### Problem
Copy, in full, each line of the material that holds the word "npos".

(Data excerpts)
--------
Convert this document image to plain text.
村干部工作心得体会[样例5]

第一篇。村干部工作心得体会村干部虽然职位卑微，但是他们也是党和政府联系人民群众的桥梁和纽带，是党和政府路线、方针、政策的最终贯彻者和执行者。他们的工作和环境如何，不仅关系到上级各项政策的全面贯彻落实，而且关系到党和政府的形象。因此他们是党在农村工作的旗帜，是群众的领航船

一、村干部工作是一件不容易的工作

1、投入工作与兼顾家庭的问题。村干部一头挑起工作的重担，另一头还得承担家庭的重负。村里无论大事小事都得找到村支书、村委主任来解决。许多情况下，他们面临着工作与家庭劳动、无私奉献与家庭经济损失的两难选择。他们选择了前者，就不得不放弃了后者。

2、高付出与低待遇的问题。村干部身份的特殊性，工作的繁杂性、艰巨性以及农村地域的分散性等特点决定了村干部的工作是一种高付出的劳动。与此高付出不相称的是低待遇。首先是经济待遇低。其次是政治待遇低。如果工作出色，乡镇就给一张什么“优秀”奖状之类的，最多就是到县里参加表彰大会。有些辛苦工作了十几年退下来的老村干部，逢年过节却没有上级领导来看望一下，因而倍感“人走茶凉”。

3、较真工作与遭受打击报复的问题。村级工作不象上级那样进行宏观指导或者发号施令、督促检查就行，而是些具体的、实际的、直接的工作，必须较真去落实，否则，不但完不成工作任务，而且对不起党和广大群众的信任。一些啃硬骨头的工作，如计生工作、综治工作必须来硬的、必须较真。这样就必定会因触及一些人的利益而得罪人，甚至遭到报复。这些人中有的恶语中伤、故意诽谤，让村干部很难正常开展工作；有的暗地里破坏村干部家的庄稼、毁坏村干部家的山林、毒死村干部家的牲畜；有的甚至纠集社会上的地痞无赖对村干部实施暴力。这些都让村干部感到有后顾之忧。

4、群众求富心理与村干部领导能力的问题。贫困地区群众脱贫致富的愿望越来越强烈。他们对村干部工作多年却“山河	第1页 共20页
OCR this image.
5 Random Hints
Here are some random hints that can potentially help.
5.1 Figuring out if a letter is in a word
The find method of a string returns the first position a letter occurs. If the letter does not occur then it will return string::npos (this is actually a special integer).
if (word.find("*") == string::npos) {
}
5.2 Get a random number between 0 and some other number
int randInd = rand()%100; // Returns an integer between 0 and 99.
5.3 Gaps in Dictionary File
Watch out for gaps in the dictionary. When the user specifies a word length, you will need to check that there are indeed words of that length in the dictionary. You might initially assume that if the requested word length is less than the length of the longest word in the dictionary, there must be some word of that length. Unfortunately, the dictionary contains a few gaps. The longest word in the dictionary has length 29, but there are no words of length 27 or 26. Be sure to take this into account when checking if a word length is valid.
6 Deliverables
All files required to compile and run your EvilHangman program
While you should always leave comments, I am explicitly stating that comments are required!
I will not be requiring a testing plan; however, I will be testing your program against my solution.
--------
### Response
The find method of a string returns the first position a letter occurs. If the letter does not occur then it will return string::npos (this is actually a special integer).
if (word.find("*") == string::npos) {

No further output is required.